#### [Information supplied]
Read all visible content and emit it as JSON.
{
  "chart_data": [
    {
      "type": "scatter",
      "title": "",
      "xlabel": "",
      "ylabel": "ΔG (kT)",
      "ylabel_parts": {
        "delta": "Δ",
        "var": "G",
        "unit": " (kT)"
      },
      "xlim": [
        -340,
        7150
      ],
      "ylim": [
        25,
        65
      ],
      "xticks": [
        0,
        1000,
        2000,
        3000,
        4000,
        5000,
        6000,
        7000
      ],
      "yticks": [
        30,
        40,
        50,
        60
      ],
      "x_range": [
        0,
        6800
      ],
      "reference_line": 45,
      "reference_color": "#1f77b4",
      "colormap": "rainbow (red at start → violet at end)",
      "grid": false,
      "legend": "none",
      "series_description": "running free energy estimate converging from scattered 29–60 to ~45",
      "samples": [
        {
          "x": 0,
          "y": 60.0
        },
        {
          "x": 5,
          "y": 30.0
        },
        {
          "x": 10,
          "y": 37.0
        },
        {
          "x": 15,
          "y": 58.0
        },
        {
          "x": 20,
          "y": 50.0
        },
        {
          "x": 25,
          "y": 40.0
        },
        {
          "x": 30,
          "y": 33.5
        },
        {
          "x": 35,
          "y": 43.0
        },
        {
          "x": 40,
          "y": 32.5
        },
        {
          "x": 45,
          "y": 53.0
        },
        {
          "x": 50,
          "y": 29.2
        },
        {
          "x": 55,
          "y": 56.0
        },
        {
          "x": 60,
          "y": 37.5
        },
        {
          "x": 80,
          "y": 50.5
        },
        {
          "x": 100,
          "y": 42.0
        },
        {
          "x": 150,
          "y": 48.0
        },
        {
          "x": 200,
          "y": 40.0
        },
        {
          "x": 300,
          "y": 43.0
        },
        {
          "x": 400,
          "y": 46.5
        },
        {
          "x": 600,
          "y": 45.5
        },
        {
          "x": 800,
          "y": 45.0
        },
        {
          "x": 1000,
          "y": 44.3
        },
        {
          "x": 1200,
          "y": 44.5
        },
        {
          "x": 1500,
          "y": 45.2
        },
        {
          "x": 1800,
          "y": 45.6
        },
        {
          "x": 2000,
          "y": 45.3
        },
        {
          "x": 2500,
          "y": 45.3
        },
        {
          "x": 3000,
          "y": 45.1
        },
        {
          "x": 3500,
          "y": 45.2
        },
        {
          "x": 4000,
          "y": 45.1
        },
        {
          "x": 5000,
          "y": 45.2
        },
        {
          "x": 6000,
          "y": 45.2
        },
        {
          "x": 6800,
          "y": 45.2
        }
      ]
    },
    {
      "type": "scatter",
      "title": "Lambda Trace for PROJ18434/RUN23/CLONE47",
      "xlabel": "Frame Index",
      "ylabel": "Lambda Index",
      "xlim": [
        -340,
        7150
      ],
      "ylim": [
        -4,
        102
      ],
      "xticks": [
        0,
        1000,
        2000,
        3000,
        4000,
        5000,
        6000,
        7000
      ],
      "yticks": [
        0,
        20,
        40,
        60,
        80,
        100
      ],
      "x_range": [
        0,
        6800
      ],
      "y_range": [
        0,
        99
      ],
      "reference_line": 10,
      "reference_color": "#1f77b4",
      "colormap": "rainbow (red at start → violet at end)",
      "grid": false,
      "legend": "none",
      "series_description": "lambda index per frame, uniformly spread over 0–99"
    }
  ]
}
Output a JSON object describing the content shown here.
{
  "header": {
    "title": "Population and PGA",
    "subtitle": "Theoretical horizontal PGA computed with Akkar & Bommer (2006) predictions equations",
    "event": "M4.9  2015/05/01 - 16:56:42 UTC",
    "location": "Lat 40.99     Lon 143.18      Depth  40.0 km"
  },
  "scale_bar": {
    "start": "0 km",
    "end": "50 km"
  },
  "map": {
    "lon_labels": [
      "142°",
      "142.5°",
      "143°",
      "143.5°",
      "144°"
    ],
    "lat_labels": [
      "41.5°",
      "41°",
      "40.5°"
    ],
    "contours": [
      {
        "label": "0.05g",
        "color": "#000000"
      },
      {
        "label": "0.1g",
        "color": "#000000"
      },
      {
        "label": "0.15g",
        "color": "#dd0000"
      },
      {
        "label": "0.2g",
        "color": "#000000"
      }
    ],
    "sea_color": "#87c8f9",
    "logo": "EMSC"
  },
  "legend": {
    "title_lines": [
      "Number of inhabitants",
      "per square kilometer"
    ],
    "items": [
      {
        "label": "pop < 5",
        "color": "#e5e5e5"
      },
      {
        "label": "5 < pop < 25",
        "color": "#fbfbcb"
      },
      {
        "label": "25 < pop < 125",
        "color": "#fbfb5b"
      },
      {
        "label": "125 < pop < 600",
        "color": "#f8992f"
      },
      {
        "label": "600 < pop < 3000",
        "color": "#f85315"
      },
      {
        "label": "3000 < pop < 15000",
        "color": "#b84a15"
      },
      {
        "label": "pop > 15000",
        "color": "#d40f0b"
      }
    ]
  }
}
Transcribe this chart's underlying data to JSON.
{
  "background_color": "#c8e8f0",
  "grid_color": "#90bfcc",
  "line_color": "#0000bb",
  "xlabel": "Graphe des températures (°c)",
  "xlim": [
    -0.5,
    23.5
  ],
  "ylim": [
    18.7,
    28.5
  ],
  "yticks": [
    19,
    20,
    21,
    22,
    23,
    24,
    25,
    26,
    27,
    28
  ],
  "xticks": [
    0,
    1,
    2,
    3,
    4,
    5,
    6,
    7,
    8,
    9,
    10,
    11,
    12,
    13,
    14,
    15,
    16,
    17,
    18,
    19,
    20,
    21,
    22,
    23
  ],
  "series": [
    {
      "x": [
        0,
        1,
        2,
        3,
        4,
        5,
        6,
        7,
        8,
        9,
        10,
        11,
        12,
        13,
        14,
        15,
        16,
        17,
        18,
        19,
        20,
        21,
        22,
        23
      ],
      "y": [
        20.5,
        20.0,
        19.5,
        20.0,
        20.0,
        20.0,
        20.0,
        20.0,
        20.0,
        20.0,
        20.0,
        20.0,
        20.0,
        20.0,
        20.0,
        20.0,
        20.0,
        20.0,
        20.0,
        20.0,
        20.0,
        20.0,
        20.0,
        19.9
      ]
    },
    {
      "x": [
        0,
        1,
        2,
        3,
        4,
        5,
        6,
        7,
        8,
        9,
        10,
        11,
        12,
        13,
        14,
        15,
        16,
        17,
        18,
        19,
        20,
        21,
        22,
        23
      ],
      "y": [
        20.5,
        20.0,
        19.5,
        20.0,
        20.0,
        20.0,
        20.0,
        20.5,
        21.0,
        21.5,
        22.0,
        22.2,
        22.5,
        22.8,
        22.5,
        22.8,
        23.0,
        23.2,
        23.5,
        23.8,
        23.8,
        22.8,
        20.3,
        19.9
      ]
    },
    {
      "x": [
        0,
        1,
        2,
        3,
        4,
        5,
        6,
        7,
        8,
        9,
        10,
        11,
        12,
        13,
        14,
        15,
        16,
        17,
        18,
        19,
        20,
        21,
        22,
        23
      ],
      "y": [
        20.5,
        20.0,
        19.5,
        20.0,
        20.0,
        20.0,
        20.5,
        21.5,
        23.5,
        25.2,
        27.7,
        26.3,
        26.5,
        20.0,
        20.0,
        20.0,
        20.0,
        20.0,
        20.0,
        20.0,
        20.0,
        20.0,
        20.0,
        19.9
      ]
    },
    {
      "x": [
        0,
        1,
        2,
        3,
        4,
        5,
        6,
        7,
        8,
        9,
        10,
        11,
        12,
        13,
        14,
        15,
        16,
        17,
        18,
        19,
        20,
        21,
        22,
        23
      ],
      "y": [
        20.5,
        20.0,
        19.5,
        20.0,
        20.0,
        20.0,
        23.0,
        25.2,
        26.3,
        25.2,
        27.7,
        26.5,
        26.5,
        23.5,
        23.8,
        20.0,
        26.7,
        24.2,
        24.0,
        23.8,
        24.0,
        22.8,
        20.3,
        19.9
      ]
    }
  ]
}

#### [Stated problem]
Gather and copy every line of the data in which the string "content" is found.

#### [Answer to the problem]
Read all visible content and emit it as JSON.
Output a JSON object describing the content shown here.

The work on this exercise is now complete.